(Exercise directions):
Return every line of the records below verbatim, with no pictures in the copy.

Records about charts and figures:
* * * * * * * * *

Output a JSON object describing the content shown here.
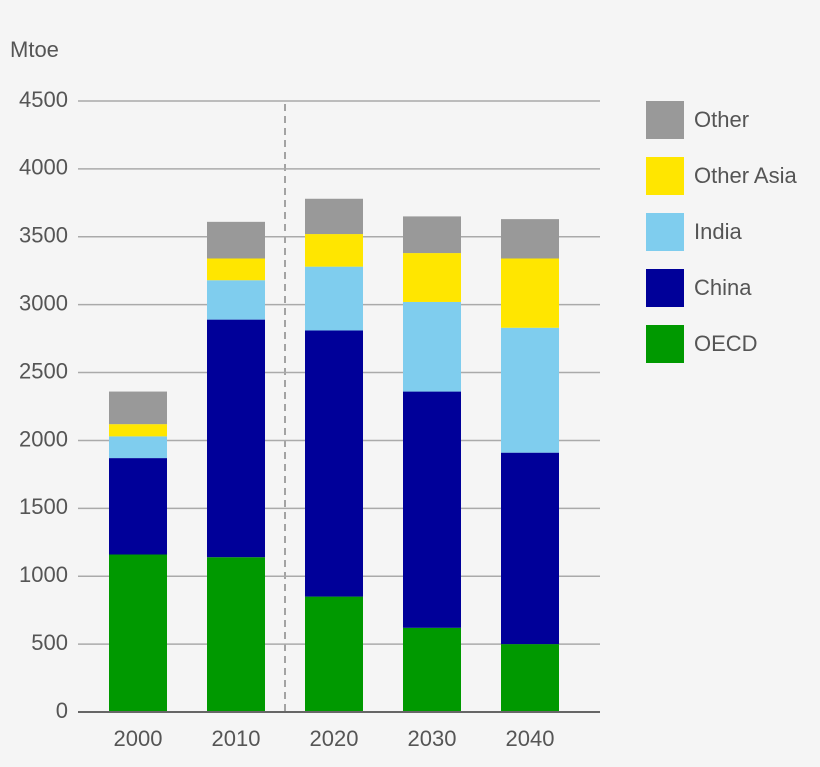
{
  "chart_data": {
    "type": "stacked-bar",
    "y_label": "Mtoe",
    "categories": [
      "2000",
      "2010",
      "2020",
      "2030",
      "2040"
    ],
    "series": [
      {
        "name": "OECD",
        "color": "#009900",
        "values": [
          1160,
          1140,
          850,
          620,
          500
        ]
      },
      {
        "name": "China",
        "color": "#000099",
        "values": [
          710,
          1750,
          1960,
          1740,
          1410
        ]
      },
      {
        "name": "India",
        "color": "#7fcdee",
        "values": [
          160,
          290,
          470,
          660,
          920
        ]
      },
      {
        "name": "Other Asia",
        "color": "#ffe600",
        "values": [
          90,
          160,
          240,
          360,
          510
        ]
      },
      {
        "name": "Other",
        "color": "#999999",
        "values": [
          240,
          270,
          260,
          270,
          290
        ]
      }
    ],
    "ylim": [
      0,
      4500
    ],
    "yticks": [
      0,
      500,
      1000,
      1500,
      2000,
      2500,
      3000,
      3500,
      4000,
      4500
    ],
    "grid": true,
    "legend": "right"
  }
}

* * * * * * * * *

(Completed task):
Output a JSON object describing the content shown here.
{
  "chart_data": {
    "type": "stacked-bar",
    "y_label": "Mtoe",
    "categories": [
      "2000",
      "2010",
      "2020",
      "2030",
      "2040"
    ],
    "series": [
      {
        "name": "OECD",
        "color": "#009900",
        "values": [
          1160,
          1140,
          850,
          620,
          500
        ]
      },
      {
        "name": "China",
        "color": "#000099",
        "values": [
          710,
          1750,
          1960,
          1740,
          1410
        ]
      },
      {
        "name": "India",
        "color": "#7fcdee",
        "values": [
          160,
          290,
          470,
          660,
          920
        ]
      },
      {
        "name": "Other Asia",
        "color": "#ffe600",
        "values": [
          90,
          160,
          240,
          360,
          510
        ]
      },
      {
        "name": "Other",
        "color": "#999999",
        "values": [
          240,
          270,
          260,
          270,
          290
        ]
      }
    ],
    "ylim": [
      0,
      4500
    ],
    "yticks": [
      0,
      500,
      1000,
      1500,
      2000,
      2500,
      3000,
      3500,
      4000,
      4500
    ],
    "grid": true,
    "legend": "right"
  }
}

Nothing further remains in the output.